[Entries from a dataset]

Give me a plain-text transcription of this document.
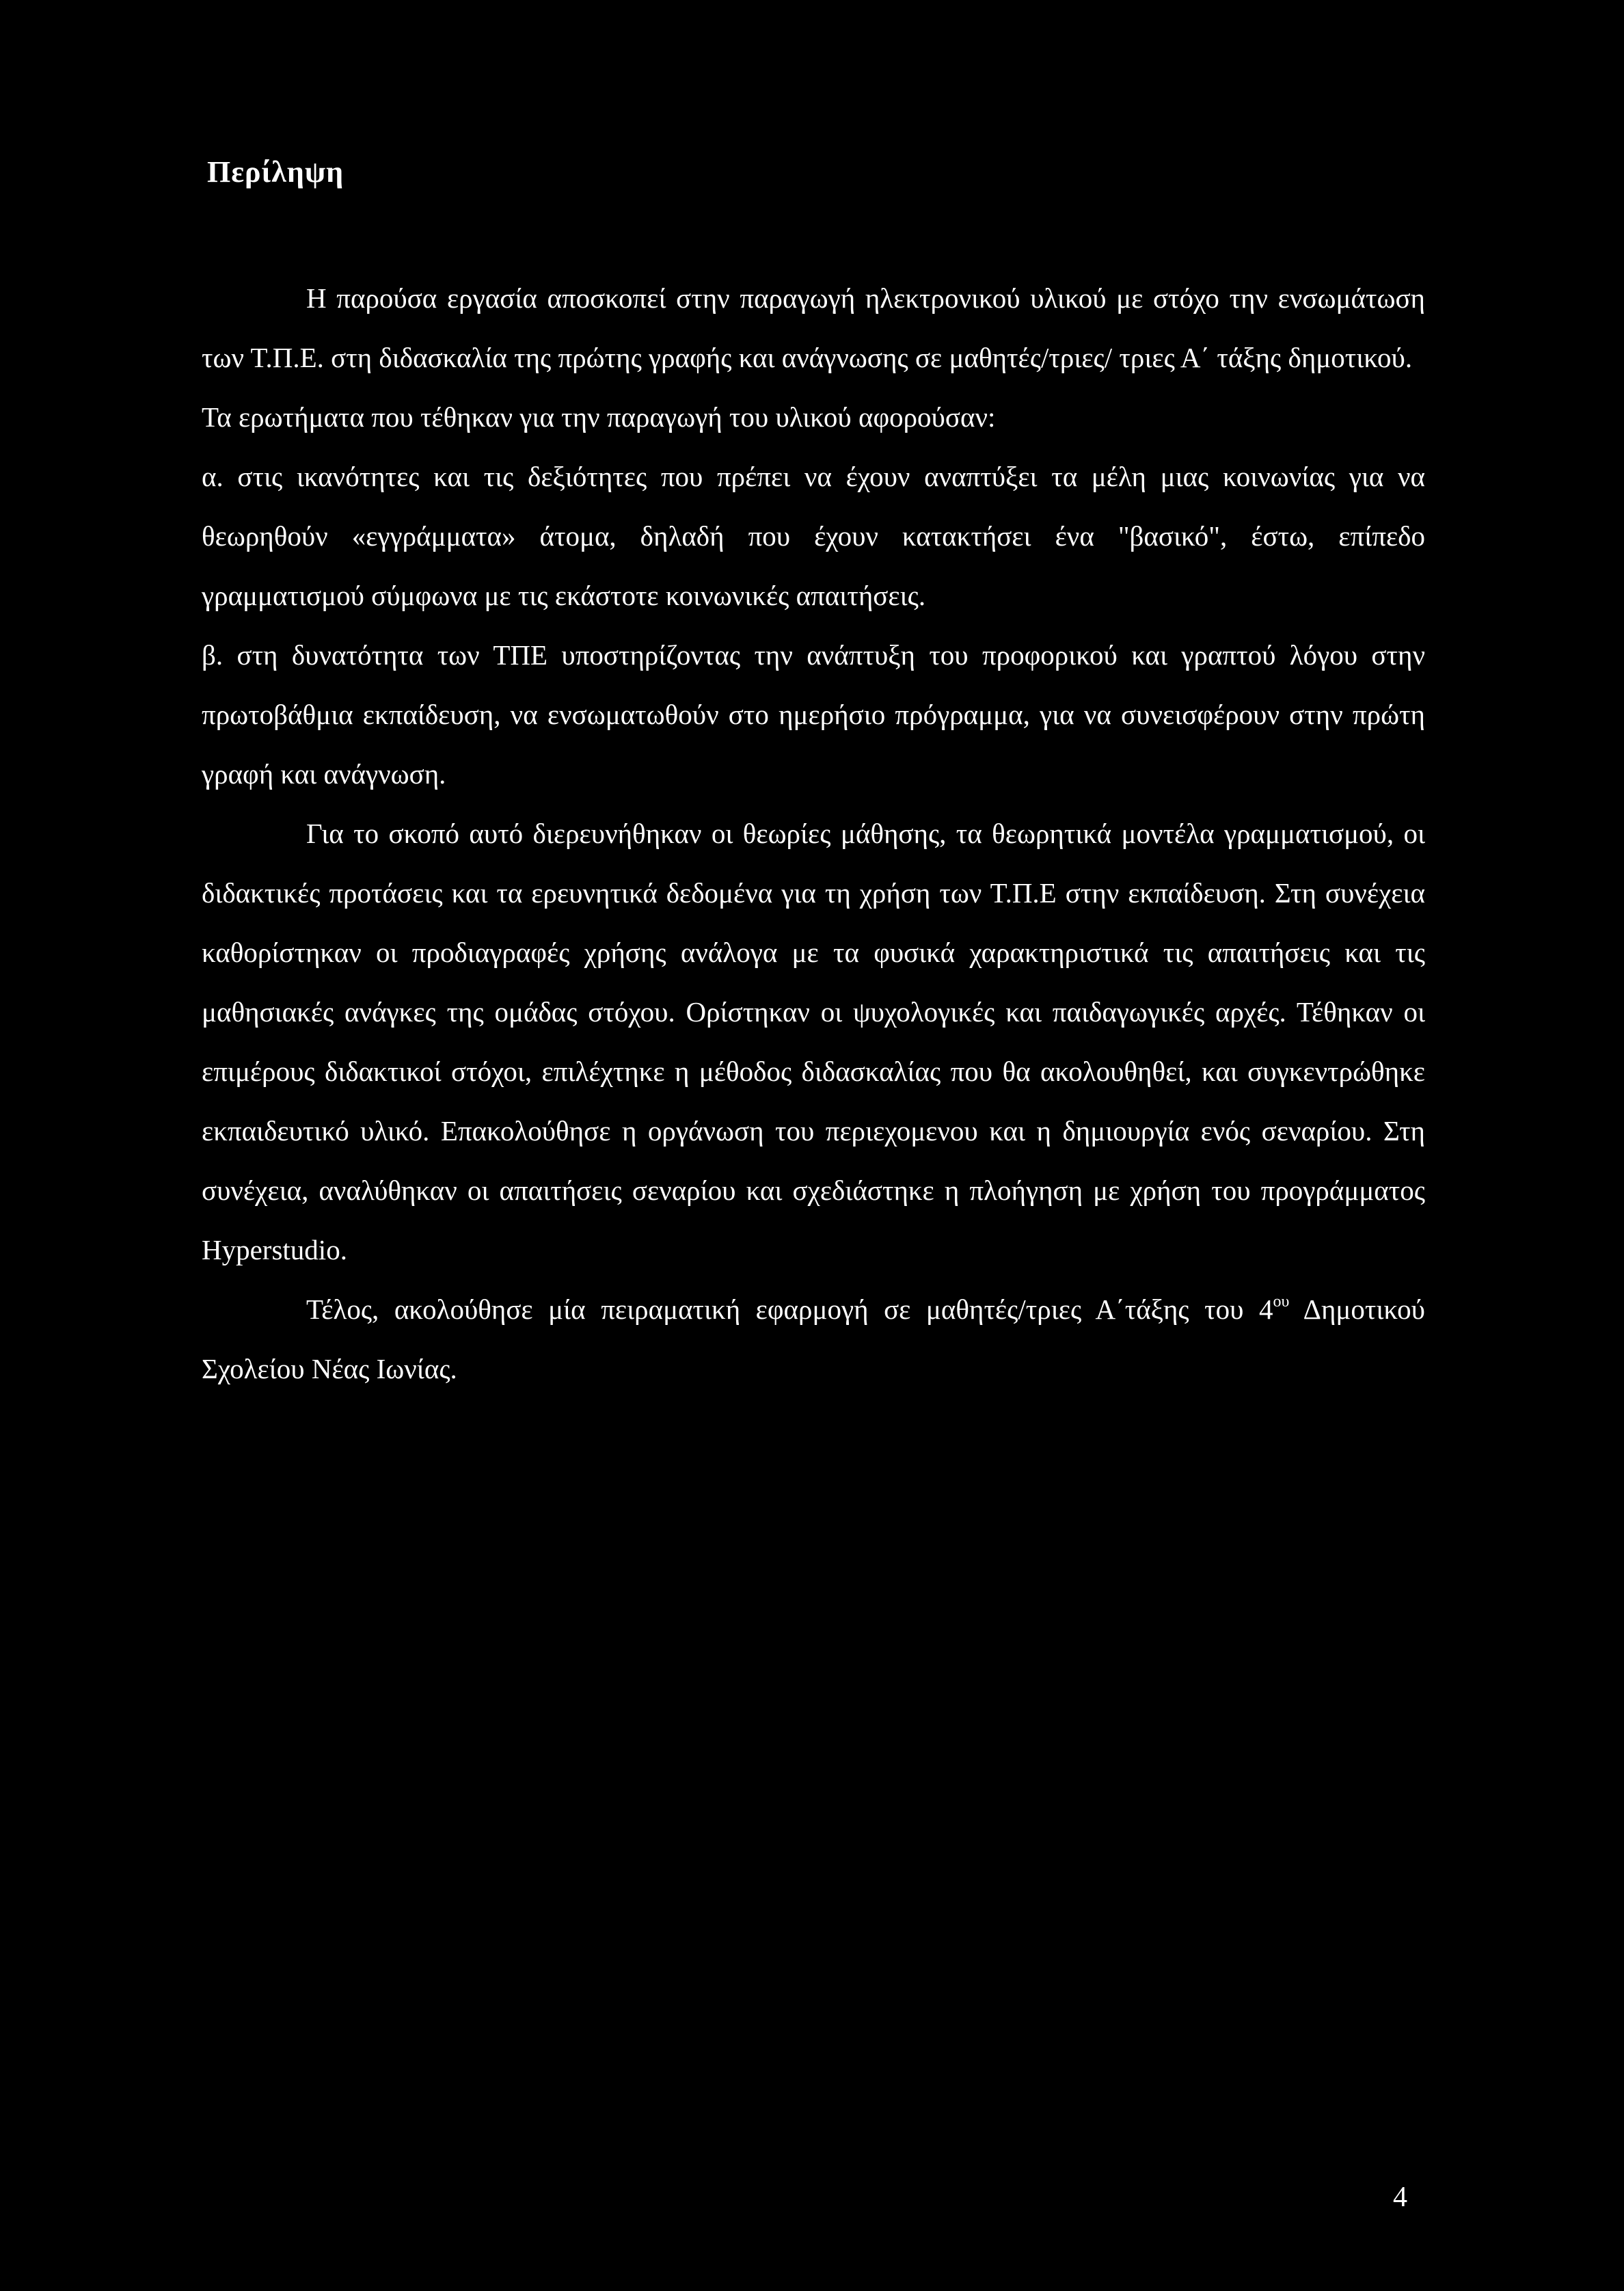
Περίληψη

Η παρούσα εργασία αποσκοπεί στην παραγωγή ηλεκτρονικού υλικού με στόχο την ενσωμάτωση των Τ.Π.Ε. στη διδασκαλία της πρώτης γραφής και ανάγνωσης σε μαθητές/τριες/ τριες Α΄ τάξης δημοτικού.

Τα ερωτήματα που τέθηκαν για την παραγωγή του υλικού αφορούσαν:

α. στις ικανότητες και τις δεξιότητες που πρέπει να έχουν αναπτύξει τα μέλη μιας κοινωνίας για να θεωρηθούν «εγγράμματα» άτομα, δηλαδή που έχουν κατακτήσει ένα "βασικό", έστω, επίπεδο γραμματισμού σύμφωνα με τις εκάστοτε κοινωνικές απαιτήσεις.

β. στη δυνατότητα των ΤΠΕ υποστηρίζοντας την ανάπτυξη του προφορικού και γραπτού λόγου στην πρωτοβάθμια εκπαίδευση, να ενσωματωθούν στο ημερήσιο πρόγραμμα, για να συνεισφέρουν στην πρώτη γραφή και ανάγνωση.

Για το σκοπό αυτό διερευνήθηκαν οι θεωρίες μάθησης, τα θεωρητικά μοντέλα γραμματισμού, οι διδακτικές προτάσεις και τα ερευνητικά δεδομένα για τη χρήση των Τ.Π.Ε στην εκπαίδευση. Στη συνέχεια καθορίστηκαν οι προδιαγραφές χρήσης ανάλογα με τα φυσικά χαρακτηριστικά τις απαιτήσεις και τις μαθησιακές ανάγκες της ομάδας στόχου. Ορίστηκαν οι ψυχολογικές και παιδαγωγικές αρχές. Τέθηκαν οι επιμέρους διδακτικοί στόχοι, επιλέχτηκε η μέθοδος διδασκαλίας που θα ακολουθηθεί, και συγκεντρώθηκε εκπαιδευτικό υλικό. Επακολούθησε η οργάνωση του περιεχομενου και η δημιουργία ενός σεναρίου. Στη συνέχεια, αναλύθηκαν οι απαιτήσεις σεναρίου και σχεδιάστηκε η πλοήγηση με χρήση του προγράμματος Hyperstudio.

Τέλος, ακολούθησε μία πειραματική εφαρμογή σε μαθητές/τριες Α΄τάξης του $4^{o\upsilon}$ Δημοτικού Σχολείου Νέας Ιωνίας.

4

**Goal of the exercise**
Find the lines that include the string "μαθητές", then copy each of them.

**Solution for this task**
Η παρούσα εργασία αποσκοπεί στην παραγωγή ηλεκτρονικού υλικού με στόχο την ενσωμάτωση των Τ.Π.Ε. στη διδασκαλία της πρώτης γραφής και ανάγνωσης σε μαθητές/τριες/ τριες Α΄ τάξης δημοτικού.
Τέλος, ακολούθησε μία πειραματική εφαρμογή σε μαθητές/τριες Α΄τάξης του $4^{o\upsilon}$ Δημοτικού Σχολείου Νέας Ιωνίας.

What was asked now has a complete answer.